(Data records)
■ ■ ■ ■ ■

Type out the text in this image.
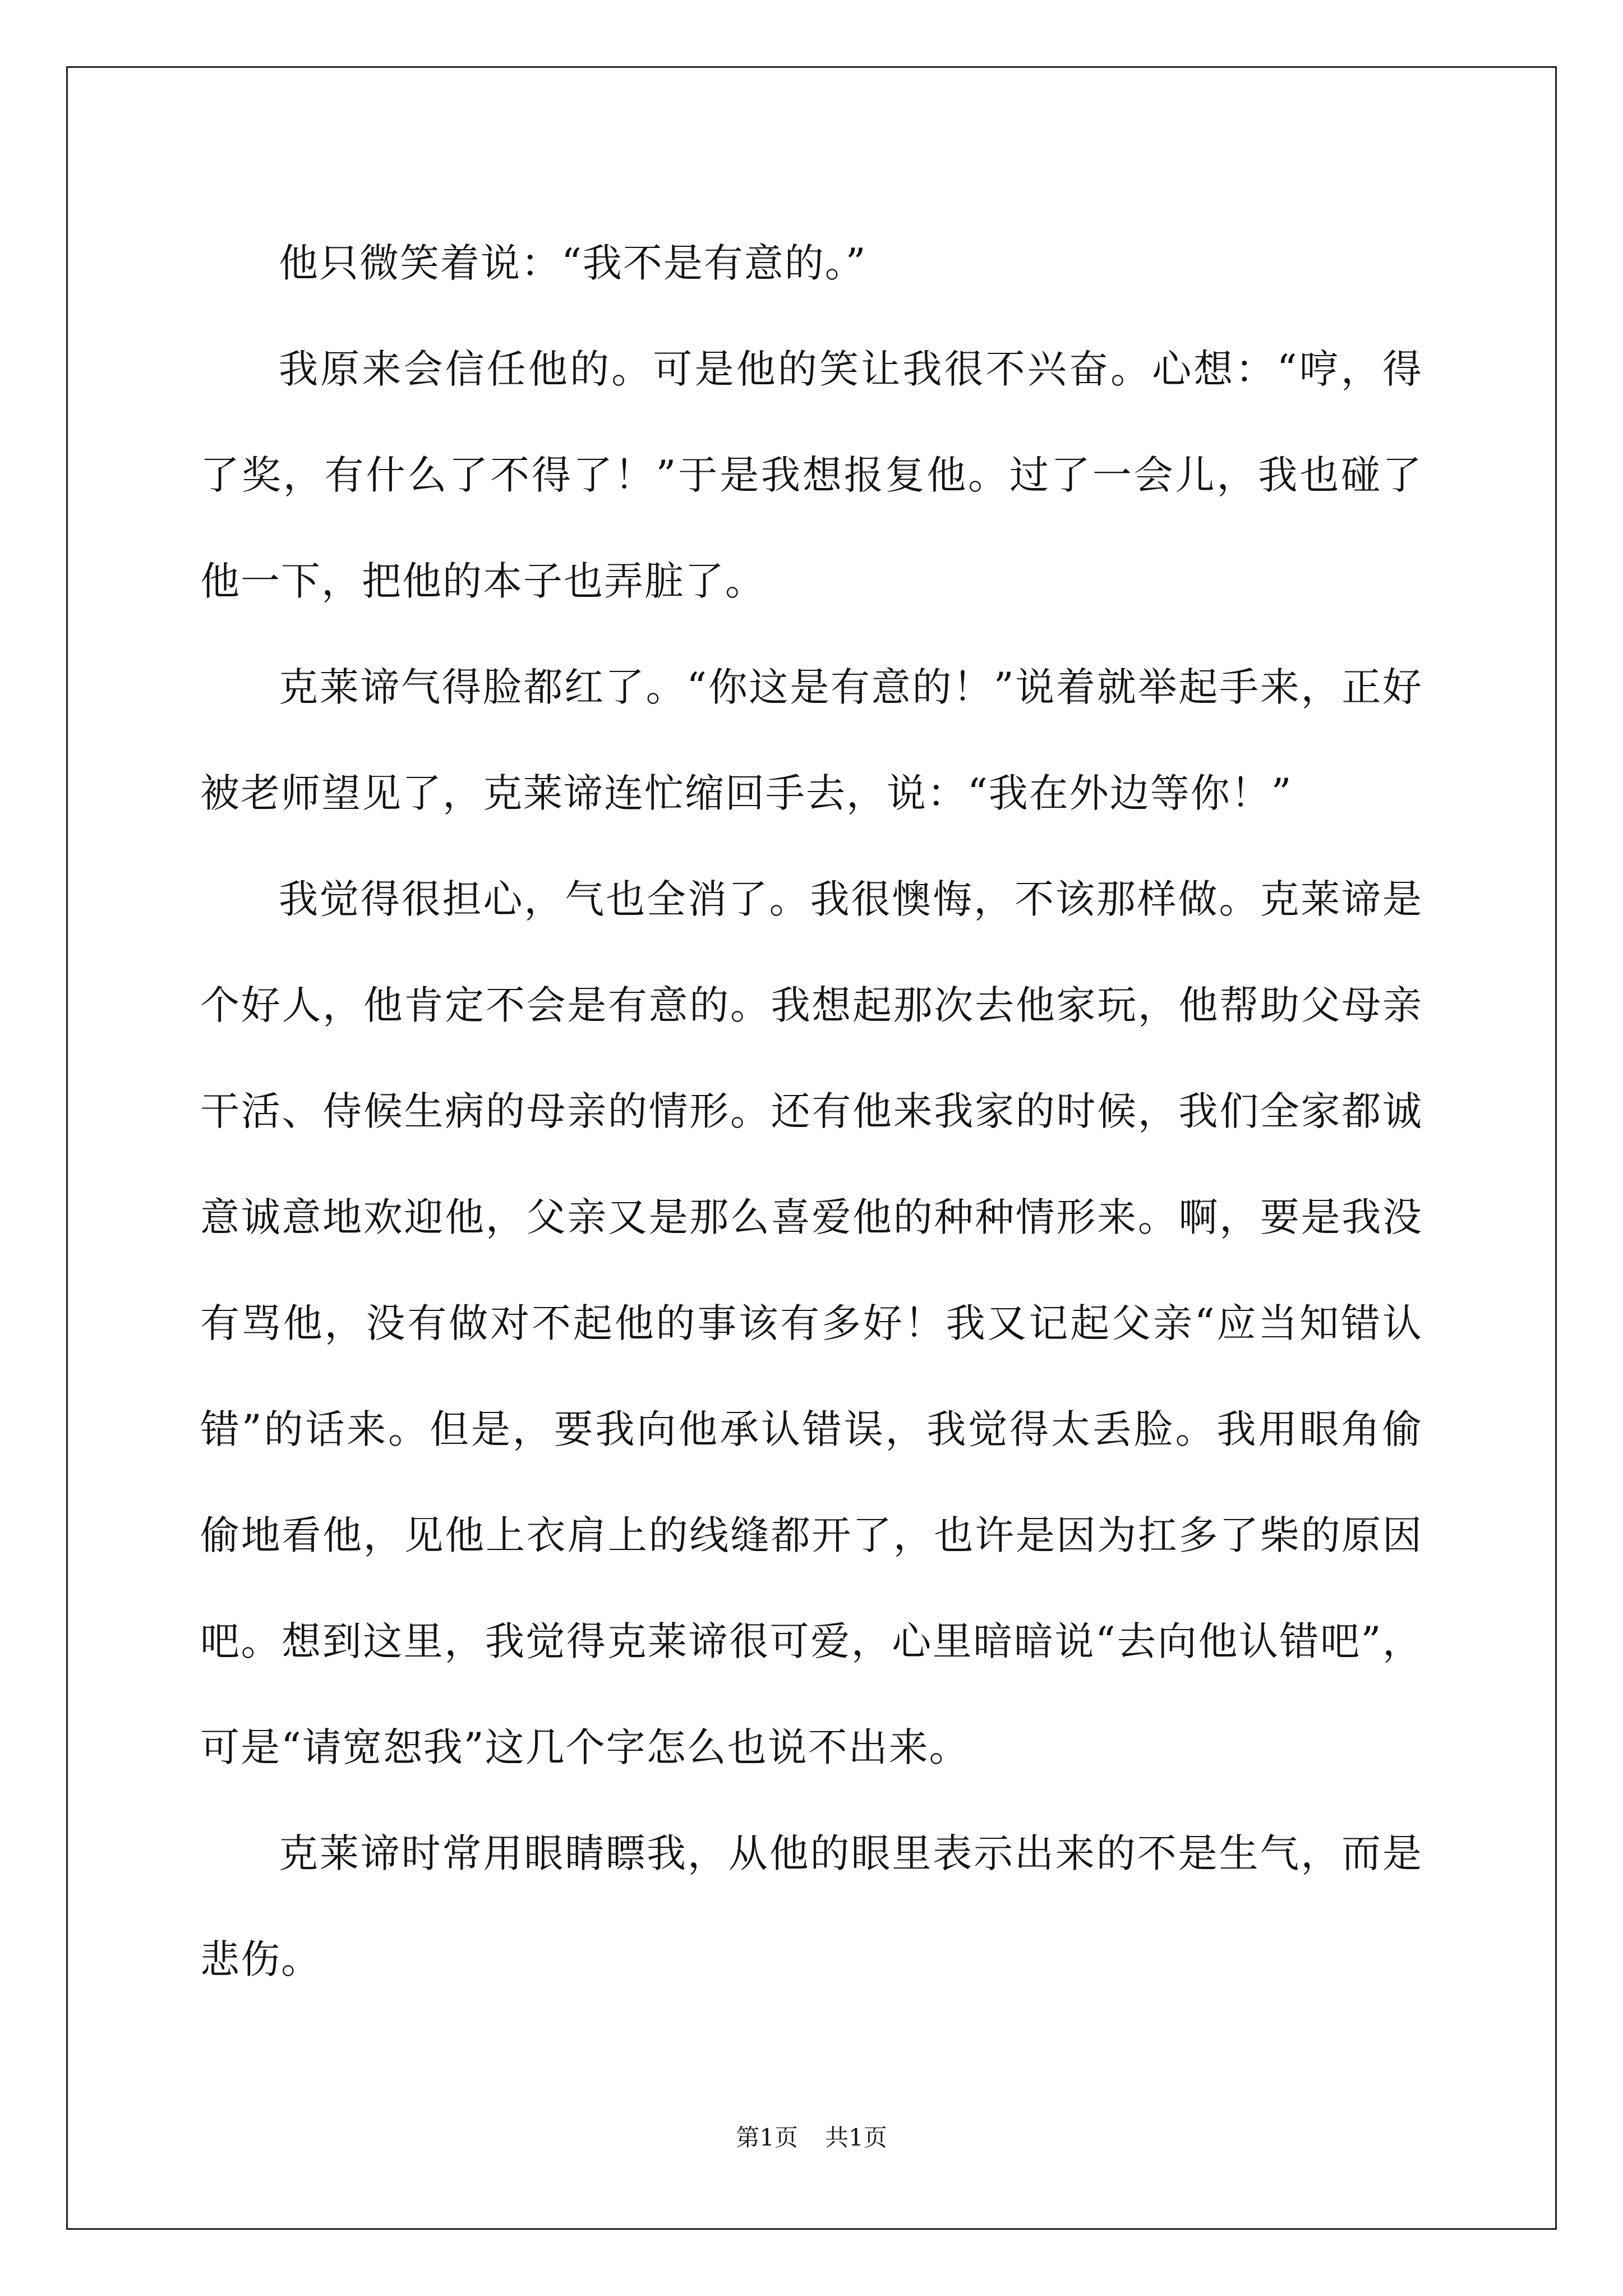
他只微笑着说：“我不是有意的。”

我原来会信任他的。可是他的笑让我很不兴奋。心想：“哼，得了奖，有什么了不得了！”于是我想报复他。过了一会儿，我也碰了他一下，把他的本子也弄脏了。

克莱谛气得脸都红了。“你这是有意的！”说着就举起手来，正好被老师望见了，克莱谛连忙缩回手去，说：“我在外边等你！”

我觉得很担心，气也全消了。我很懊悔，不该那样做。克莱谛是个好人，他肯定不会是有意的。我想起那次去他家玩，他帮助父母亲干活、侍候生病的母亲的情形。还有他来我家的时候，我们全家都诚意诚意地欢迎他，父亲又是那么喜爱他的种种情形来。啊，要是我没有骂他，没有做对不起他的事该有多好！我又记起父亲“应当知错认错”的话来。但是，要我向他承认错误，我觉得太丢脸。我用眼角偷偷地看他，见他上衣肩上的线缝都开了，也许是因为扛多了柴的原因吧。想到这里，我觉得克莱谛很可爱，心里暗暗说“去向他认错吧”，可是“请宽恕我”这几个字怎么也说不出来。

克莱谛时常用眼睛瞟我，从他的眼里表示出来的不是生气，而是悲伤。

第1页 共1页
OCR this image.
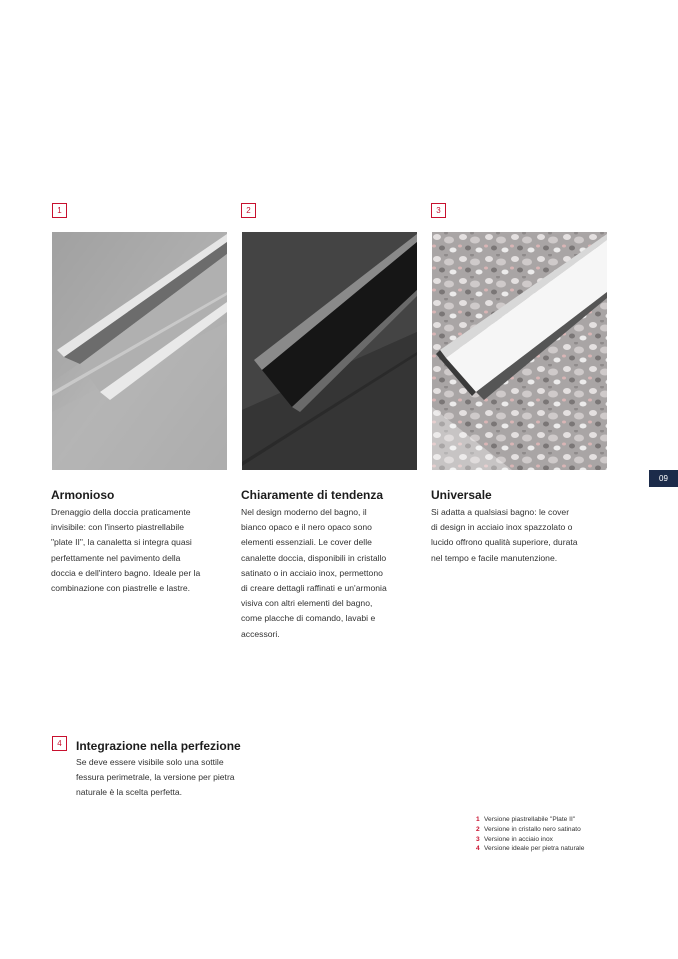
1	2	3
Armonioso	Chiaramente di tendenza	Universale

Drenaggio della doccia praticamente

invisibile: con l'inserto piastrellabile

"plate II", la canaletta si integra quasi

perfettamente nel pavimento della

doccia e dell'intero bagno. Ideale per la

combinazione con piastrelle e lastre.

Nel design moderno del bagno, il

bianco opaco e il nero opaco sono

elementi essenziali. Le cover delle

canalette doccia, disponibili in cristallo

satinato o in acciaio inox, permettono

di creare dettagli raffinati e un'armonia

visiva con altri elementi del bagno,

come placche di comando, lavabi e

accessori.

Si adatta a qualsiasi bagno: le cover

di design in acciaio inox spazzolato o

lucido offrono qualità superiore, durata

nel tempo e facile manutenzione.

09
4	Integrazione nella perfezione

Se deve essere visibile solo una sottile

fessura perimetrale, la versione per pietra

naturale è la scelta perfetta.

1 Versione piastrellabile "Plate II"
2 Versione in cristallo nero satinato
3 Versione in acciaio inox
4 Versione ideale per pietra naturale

■ ■ ■ ■ ■

Problem details = Where a line in the entries holds the word "image", copy that line.

Completed task =
Type out the text in this image.
OCR this image.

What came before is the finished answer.